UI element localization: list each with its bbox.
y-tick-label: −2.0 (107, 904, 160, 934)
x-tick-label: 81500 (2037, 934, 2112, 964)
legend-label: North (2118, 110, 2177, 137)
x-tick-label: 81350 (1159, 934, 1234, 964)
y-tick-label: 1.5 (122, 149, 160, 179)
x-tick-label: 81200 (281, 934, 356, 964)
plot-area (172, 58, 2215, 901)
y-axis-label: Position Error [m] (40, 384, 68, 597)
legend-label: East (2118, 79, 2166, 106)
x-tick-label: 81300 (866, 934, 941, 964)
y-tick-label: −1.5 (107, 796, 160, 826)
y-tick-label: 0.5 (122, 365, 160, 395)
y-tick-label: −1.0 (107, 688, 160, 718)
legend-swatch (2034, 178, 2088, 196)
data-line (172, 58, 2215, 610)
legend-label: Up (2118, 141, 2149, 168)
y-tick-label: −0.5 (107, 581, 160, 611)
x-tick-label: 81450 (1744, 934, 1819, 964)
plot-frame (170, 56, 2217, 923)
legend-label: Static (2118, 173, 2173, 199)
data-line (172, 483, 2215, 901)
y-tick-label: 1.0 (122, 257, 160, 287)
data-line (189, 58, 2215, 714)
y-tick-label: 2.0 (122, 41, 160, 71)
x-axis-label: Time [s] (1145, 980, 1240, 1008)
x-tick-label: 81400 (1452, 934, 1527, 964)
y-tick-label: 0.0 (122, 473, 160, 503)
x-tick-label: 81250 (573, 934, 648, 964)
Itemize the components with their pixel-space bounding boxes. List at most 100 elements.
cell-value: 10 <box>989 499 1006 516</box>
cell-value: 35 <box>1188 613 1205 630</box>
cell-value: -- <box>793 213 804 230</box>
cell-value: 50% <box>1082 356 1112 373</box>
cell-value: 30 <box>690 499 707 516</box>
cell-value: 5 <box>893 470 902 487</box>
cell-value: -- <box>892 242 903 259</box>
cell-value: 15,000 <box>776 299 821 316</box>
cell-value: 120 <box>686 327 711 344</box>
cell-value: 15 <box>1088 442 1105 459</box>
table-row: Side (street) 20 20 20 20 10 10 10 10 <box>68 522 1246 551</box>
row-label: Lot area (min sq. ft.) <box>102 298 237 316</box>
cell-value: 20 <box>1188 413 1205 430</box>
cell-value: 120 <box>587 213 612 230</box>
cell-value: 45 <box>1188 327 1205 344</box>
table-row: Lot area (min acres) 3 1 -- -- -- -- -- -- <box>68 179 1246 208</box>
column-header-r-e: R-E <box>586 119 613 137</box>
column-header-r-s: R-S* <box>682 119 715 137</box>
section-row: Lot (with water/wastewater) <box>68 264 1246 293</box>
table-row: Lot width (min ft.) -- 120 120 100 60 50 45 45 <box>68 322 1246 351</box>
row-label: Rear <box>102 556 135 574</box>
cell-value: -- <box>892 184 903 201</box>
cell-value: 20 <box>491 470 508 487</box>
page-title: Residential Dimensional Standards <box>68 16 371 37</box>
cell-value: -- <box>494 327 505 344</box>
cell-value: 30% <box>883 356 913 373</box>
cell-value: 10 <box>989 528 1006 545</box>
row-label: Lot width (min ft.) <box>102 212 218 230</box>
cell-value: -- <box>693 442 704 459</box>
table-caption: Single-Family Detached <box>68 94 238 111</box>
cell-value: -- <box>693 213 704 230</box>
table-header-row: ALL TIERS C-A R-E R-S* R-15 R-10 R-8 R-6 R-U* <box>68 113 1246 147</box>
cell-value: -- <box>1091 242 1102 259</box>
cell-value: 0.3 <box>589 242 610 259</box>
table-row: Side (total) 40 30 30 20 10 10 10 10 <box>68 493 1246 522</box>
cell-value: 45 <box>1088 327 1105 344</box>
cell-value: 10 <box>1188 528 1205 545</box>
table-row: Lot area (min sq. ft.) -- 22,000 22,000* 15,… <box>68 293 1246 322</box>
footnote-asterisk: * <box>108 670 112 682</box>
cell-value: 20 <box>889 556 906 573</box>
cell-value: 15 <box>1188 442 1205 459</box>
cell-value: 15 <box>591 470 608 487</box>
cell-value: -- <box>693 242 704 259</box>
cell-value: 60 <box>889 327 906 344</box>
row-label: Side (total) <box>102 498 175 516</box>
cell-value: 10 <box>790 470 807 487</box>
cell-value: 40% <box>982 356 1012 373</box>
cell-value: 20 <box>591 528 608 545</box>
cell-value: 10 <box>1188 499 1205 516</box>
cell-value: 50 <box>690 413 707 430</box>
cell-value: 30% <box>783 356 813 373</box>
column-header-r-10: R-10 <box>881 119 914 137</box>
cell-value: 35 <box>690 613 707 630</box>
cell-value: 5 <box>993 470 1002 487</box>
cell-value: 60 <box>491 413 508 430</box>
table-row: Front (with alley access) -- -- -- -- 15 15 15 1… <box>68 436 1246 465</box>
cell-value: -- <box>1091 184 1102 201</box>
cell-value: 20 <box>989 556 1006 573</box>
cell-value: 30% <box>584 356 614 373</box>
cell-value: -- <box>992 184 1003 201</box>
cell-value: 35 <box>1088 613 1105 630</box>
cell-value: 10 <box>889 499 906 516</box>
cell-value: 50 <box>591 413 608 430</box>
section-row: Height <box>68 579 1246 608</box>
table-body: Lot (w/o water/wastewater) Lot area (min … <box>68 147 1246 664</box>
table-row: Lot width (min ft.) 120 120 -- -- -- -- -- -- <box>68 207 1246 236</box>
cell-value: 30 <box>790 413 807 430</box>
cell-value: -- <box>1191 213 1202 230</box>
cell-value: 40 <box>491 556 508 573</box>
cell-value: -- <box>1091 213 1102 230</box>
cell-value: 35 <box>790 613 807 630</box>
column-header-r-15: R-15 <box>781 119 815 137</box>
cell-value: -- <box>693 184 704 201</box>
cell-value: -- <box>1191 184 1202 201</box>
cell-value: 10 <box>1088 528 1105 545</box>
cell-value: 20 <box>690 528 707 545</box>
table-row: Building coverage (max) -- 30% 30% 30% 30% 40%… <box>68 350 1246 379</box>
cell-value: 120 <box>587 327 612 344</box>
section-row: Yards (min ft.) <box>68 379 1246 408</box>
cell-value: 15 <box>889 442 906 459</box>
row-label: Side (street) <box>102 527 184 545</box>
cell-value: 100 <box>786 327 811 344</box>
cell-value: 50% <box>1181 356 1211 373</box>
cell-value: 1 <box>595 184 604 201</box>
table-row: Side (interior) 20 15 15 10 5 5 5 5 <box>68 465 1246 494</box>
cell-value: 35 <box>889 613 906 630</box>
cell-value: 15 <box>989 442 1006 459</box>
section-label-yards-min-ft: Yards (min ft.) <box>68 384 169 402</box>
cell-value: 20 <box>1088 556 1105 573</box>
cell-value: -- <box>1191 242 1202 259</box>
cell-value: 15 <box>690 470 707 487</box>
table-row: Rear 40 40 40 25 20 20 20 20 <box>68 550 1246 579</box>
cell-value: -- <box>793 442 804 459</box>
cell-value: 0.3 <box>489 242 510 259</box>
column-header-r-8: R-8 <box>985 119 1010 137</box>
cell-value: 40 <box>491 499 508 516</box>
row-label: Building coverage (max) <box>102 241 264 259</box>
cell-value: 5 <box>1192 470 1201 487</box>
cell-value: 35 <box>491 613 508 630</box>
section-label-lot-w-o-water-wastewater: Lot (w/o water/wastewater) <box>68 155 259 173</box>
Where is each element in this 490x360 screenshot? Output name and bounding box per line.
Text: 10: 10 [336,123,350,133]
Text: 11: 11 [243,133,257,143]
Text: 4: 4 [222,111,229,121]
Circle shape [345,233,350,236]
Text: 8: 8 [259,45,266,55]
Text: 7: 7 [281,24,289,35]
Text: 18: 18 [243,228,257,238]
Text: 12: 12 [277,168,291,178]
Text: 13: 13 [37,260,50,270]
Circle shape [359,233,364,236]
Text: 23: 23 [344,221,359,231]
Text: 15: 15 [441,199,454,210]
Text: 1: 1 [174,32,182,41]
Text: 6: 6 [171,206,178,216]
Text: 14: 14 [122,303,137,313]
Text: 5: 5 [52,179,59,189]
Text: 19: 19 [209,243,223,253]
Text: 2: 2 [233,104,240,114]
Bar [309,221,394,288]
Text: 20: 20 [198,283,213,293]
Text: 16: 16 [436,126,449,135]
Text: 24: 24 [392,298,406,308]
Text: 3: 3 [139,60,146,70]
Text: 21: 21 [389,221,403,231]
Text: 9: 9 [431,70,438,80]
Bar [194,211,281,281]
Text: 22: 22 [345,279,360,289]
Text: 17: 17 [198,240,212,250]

....................

Reproduce the material word for word, from its first line through the line containing "y-tick-label: −1.0 (107, 688, 160, 718)", including both of those lines.

UI element localization: list each with its bbox.
y-tick-label: −2.0 (107, 904, 160, 934)
x-tick-label: 81500 (2037, 934, 2112, 964)
legend-label: North (2118, 110, 2177, 137)
x-tick-label: 81350 (1159, 934, 1234, 964)
y-tick-label: 1.5 (122, 149, 160, 179)
x-tick-label: 81200 (281, 934, 356, 964)
plot-area (172, 58, 2215, 901)
y-axis-label: Position Error [m] (40, 384, 68, 597)
legend-label: East (2118, 79, 2166, 106)
x-tick-label: 81300 (866, 934, 941, 964)
y-tick-label: −1.5 (107, 796, 160, 826)
y-tick-label: 0.5 (122, 365, 160, 395)
y-tick-label: −1.0 (107, 688, 160, 718)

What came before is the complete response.